# INPUT RECORDS start

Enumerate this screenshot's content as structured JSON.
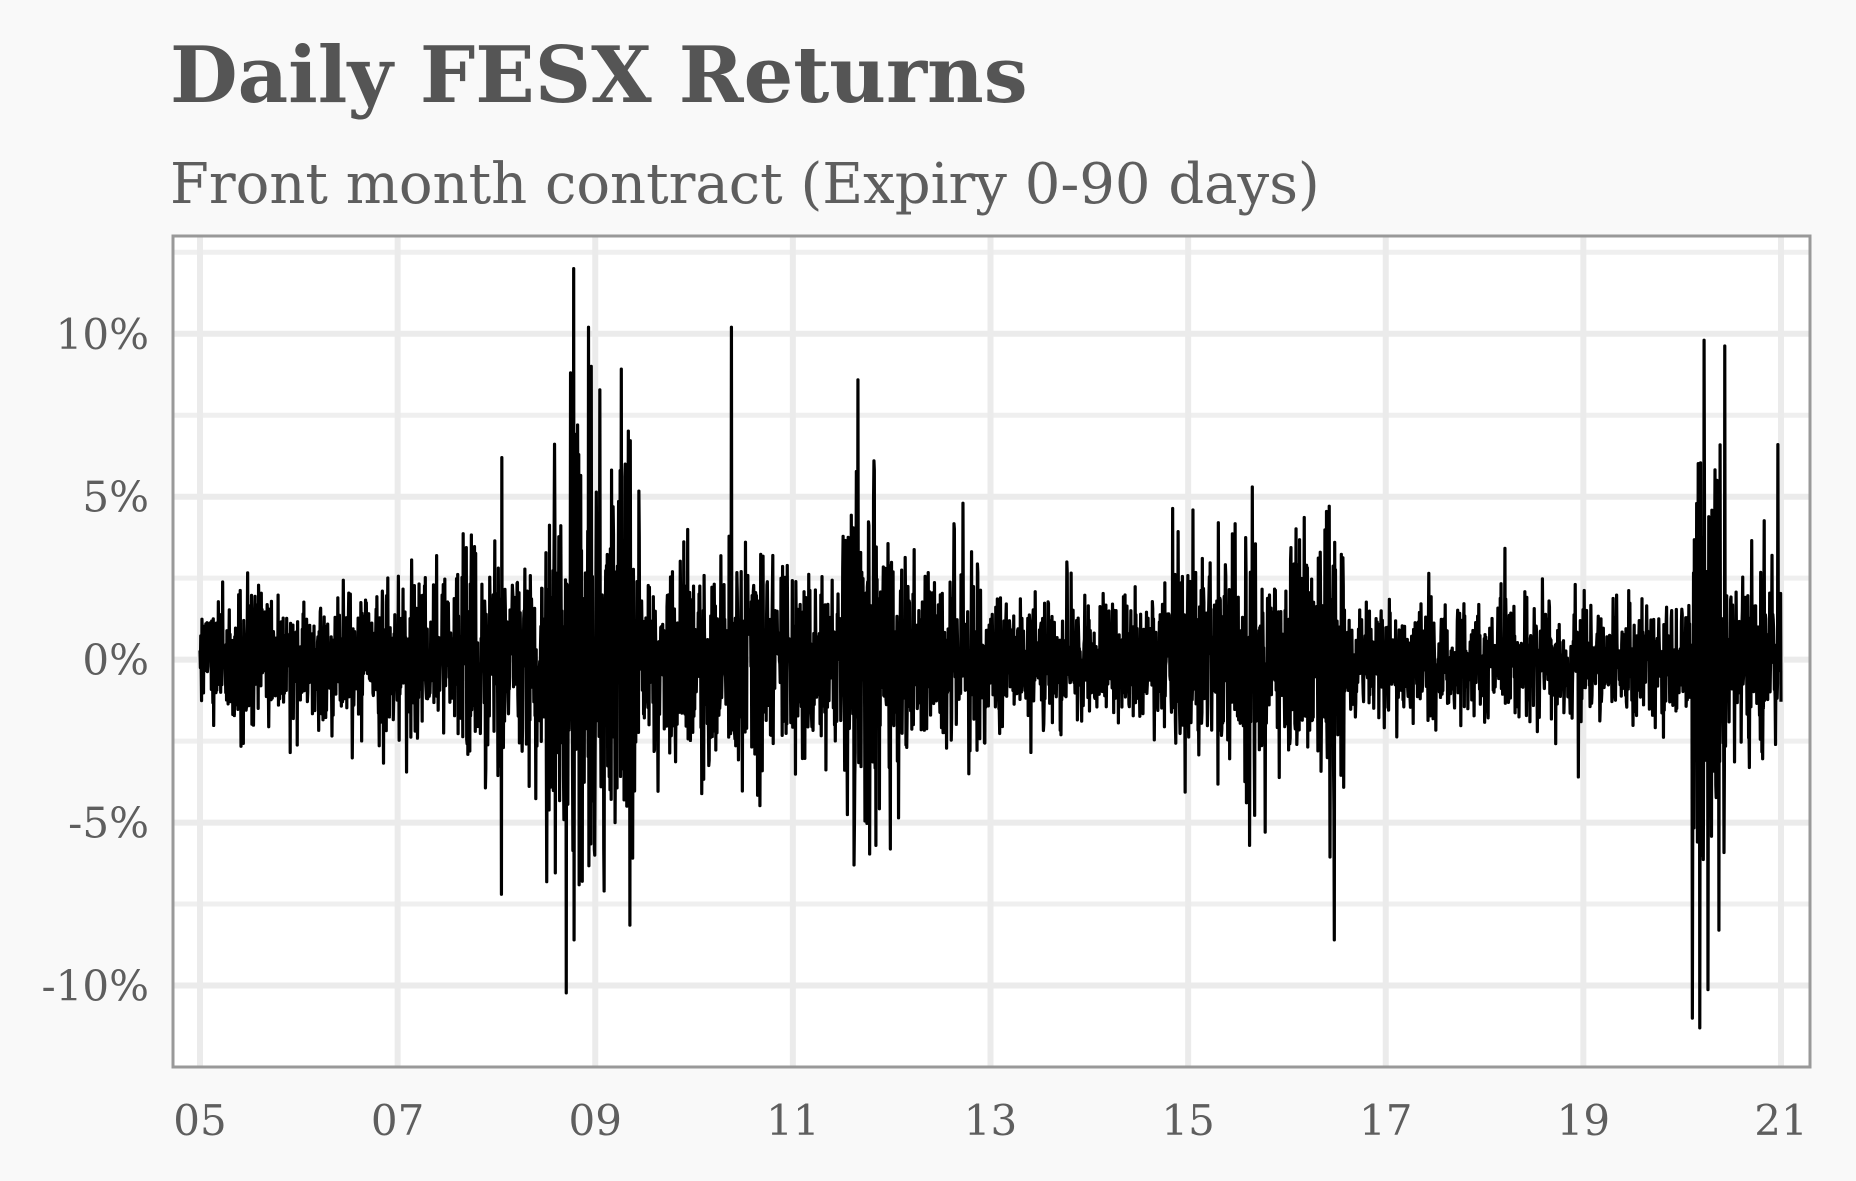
{
  "chart_data": {
    "type": "line",
    "title": "Daily FESX Returns",
    "subtitle": "Front month contract (Expiry 0-90 days)",
    "xlabel": "",
    "ylabel": "",
    "x_unit": "year",
    "x_range": [
      2005.0,
      2021.0
    ],
    "ylim": [
      -12.5,
      13.0
    ],
    "x_ticks": [
      2005,
      2007,
      2009,
      2011,
      2013,
      2015,
      2017,
      2019,
      2021
    ],
    "x_tick_labels": [
      "05",
      "07",
      "09",
      "11",
      "13",
      "15",
      "17",
      "19",
      "21"
    ],
    "y_ticks": [
      -10,
      -5,
      0,
      5,
      10
    ],
    "y_tick_labels": [
      "-10%",
      "-5%",
      "0%",
      "5%",
      "10%"
    ],
    "grid": true,
    "line_color": "#000000",
    "volatility_regimes": [
      [
        2005.0,
        2006.5,
        1.0
      ],
      [
        2006.5,
        2007.6,
        1.2
      ],
      [
        2007.6,
        2008.5,
        1.7
      ],
      [
        2008.5,
        2009.4,
        3.3
      ],
      [
        2009.4,
        2010.3,
        1.6
      ],
      [
        2010.3,
        2010.7,
        2.0
      ],
      [
        2010.7,
        2011.5,
        1.3
      ],
      [
        2011.5,
        2012.0,
        2.6
      ],
      [
        2012.0,
        2012.9,
        1.5
      ],
      [
        2012.9,
        2014.8,
        1.05
      ],
      [
        2014.8,
        2016.0,
        1.7
      ],
      [
        2016.0,
        2016.6,
        1.9
      ],
      [
        2016.6,
        2018.0,
        0.85
      ],
      [
        2018.0,
        2020.1,
        0.9
      ],
      [
        2020.1,
        2020.45,
        3.2
      ],
      [
        2020.45,
        2021.0,
        1.4
      ]
    ],
    "spikes": [
      [
        2008.05,
        -7.2
      ],
      [
        2008.05,
        6.2
      ],
      [
        2008.75,
        8.8
      ],
      [
        2008.78,
        12.0
      ],
      [
        2008.78,
        -8.6
      ],
      [
        2008.82,
        7.2
      ],
      [
        2008.87,
        -6.8
      ],
      [
        2008.93,
        10.2
      ],
      [
        2008.96,
        9.0
      ],
      [
        2008.99,
        -6.0
      ],
      [
        2009.2,
        -5.0
      ],
      [
        2009.25,
        5.8
      ],
      [
        2009.3,
        6.0
      ],
      [
        2010.38,
        10.2
      ],
      [
        2011.62,
        -6.3
      ],
      [
        2011.82,
        6.1
      ],
      [
        2011.84,
        -5.7
      ],
      [
        2012.72,
        4.8
      ],
      [
        2015.3,
        4.2
      ],
      [
        2015.62,
        -5.7
      ],
      [
        2015.65,
        5.3
      ],
      [
        2016.48,
        -8.6
      ],
      [
        2016.48,
        3.6
      ],
      [
        2018.95,
        -3.6
      ],
      [
        2020.18,
        -11.3
      ],
      [
        2020.22,
        9.8
      ],
      [
        2020.35,
        5.5
      ],
      [
        2020.97,
        6.6
      ]
    ]
  }
}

# INPUT RECORDS end

• **WRITTEN PROBLEM**: Copy out all the records exactly, excluding pictures.

• **CORRECT RESULT**:
Enumerate this screenshot's content as structured JSON.
{
  "chart_data": {
    "type": "line",
    "title": "Daily FESX Returns",
    "subtitle": "Front month contract (Expiry 0-90 days)",
    "xlabel": "",
    "ylabel": "",
    "x_unit": "year",
    "x_range": [
      2005.0,
      2021.0
    ],
    "ylim": [
      -12.5,
      13.0
    ],
    "x_ticks": [
      2005,
      2007,
      2009,
      2011,
      2013,
      2015,
      2017,
      2019,
      2021
    ],
    "x_tick_labels": [
      "05",
      "07",
      "09",
      "11",
      "13",
      "15",
      "17",
      "19",
      "21"
    ],
    "y_ticks": [
      -10,
      -5,
      0,
      5,
      10
    ],
    "y_tick_labels": [
      "-10%",
      "-5%",
      "0%",
      "5%",
      "10%"
    ],
    "grid": true,
    "line_color": "#000000",
    "volatility_regimes": [
      [
        2005.0,
        2006.5,
        1.0
      ],
      [
        2006.5,
        2007.6,
        1.2
      ],
      [
        2007.6,
        2008.5,
        1.7
      ],
      [
        2008.5,
        2009.4,
        3.3
      ],
      [
        2009.4,
        2010.3,
        1.6
      ],
      [
        2010.3,
        2010.7,
        2.0
      ],
      [
        2010.7,
        2011.5,
        1.3
      ],
      [
        2011.5,
        2012.0,
        2.6
      ],
      [
        2012.0,
        2012.9,
        1.5
      ],
      [
        2012.9,
        2014.8,
        1.05
      ],
      [
        2014.8,
        2016.0,
        1.7
      ],
      [
        2016.0,
        2016.6,
        1.9
      ],
      [
        2016.6,
        2018.0,
        0.85
      ],
      [
        2018.0,
        2020.1,
        0.9
      ],
      [
        2020.1,
        2020.45,
        3.2
      ],
      [
        2020.45,
        2021.0,
        1.4
      ]
    ],
    "spikes": [
      [
        2008.05,
        -7.2
      ],
      [
        2008.05,
        6.2
      ],
      [
        2008.75,
        8.8
      ],
      [
        2008.78,
        12.0
      ],
      [
        2008.78,
        -8.6
      ],
      [
        2008.82,
        7.2
      ],
      [
        2008.87,
        -6.8
      ],
      [
        2008.93,
        10.2
      ],
      [
        2008.96,
        9.0
      ],
      [
        2008.99,
        -6.0
      ],
      [
        2009.2,
        -5.0
      ],
      [
        2009.25,
        5.8
      ],
      [
        2009.3,
        6.0
      ],
      [
        2010.38,
        10.2
      ],
      [
        2011.62,
        -6.3
      ],
      [
        2011.82,
        6.1
      ],
      [
        2011.84,
        -5.7
      ],
      [
        2012.72,
        4.8
      ],
      [
        2015.3,
        4.2
      ],
      [
        2015.62,
        -5.7
      ],
      [
        2015.65,
        5.3
      ],
      [
        2016.48,
        -8.6
      ],
      [
        2016.48,
        3.6
      ],
      [
        2018.95,
        -3.6
      ],
      [
        2020.18,
        -11.3
      ],
      [
        2020.22,
        9.8
      ],
      [
        2020.35,
        5.5
      ],
      [
        2020.97,
        6.6
      ]
    ]
  }
}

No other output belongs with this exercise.